**Goal**: Please write out the material that follows, exactly as it stands.

··· Recorded information ···

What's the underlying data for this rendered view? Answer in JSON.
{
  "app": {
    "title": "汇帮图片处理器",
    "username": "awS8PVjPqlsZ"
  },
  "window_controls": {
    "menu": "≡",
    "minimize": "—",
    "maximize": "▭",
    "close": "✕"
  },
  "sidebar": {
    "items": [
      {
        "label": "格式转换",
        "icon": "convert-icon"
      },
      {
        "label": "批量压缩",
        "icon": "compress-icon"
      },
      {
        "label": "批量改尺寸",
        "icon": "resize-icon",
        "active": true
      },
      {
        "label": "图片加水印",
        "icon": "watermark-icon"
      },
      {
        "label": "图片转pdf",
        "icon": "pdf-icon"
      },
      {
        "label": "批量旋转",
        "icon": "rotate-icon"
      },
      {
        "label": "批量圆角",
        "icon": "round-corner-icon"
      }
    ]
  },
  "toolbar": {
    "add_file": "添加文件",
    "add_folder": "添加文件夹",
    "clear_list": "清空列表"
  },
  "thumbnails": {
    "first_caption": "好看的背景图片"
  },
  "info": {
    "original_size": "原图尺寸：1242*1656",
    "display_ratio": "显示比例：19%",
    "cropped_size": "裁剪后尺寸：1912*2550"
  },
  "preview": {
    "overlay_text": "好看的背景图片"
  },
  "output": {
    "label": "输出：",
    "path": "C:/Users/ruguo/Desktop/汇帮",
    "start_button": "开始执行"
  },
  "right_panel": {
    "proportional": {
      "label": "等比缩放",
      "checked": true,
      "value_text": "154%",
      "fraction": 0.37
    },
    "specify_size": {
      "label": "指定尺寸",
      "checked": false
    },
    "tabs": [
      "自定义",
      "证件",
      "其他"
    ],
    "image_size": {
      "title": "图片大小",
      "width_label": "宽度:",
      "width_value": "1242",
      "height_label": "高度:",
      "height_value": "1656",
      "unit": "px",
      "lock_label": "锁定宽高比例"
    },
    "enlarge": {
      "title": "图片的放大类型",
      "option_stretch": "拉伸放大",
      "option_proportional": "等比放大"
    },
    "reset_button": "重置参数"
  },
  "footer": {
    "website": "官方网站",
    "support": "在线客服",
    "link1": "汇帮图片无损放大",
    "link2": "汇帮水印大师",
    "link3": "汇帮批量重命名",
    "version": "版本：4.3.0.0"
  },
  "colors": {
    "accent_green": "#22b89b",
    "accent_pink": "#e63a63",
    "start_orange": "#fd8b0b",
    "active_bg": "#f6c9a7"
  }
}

···

**Full output**:
What's the underlying data for this rendered view? Answer in JSON.
{
  "app": {
    "title": "汇帮图片处理器",
    "username": "awS8PVjPqlsZ"
  },
  "window_controls": {
    "menu": "≡",
    "minimize": "—",
    "maximize": "▭",
    "close": "✕"
  },
  "sidebar": {
    "items": [
      {
        "label": "格式转换",
        "icon": "convert-icon"
      },
      {
        "label": "批量压缩",
        "icon": "compress-icon"
      },
      {
        "label": "批量改尺寸",
        "icon": "resize-icon",
        "active": true
      },
      {
        "label": "图片加水印",
        "icon": "watermark-icon"
      },
      {
        "label": "图片转pdf",
        "icon": "pdf-icon"
      },
      {
        "label": "批量旋转",
        "icon": "rotate-icon"
      },
      {
        "label": "批量圆角",
        "icon": "round-corner-icon"
      }
    ]
  },
  "toolbar": {
    "add_file": "添加文件",
    "add_folder": "添加文件夹",
    "clear_list": "清空列表"
  },
  "thumbnails": {
    "first_caption": "好看的背景图片"
  },
  "info": {
    "original_size": "原图尺寸：1242*1656",
    "display_ratio": "显示比例：19%",
    "cropped_size": "裁剪后尺寸：1912*2550"
  },
  "preview": {
    "overlay_text": "好看的背景图片"
  },
  "output": {
    "label": "输出：",
    "path": "C:/Users/ruguo/Desktop/汇帮",
    "start_button": "开始执行"
  },
  "right_panel": {
    "proportional": {
      "label": "等比缩放",
      "checked": true,
      "value_text": "154%",
      "fraction": 0.37
    },
    "specify_size": {
      "label": "指定尺寸",
      "checked": false
    },
    "tabs": [
      "自定义",
      "证件",
      "其他"
    ],
    "image_size": {
      "title": "图片大小",
      "width_label": "宽度:",
      "width_value": "1242",
      "height_label": "高度:",
      "height_value": "1656",
      "unit": "px",
      "lock_label": "锁定宽高比例"
    },
    "enlarge": {
      "title": "图片的放大类型",
      "option_stretch": "拉伸放大",
      "option_proportional": "等比放大"
    },
    "reset_button": "重置参数"
  },
  "footer": {
    "website": "官方网站",
    "support": "在线客服",
    "link1": "汇帮图片无损放大",
    "link2": "汇帮水印大师",
    "link3": "汇帮批量重命名",
    "version": "版本：4.3.0.0"
  },
  "colors": {
    "accent_green": "#22b89b",
    "accent_pink": "#e63a63",
    "start_orange": "#fd8b0b",
    "active_bg": "#f6c9a7"
  }
}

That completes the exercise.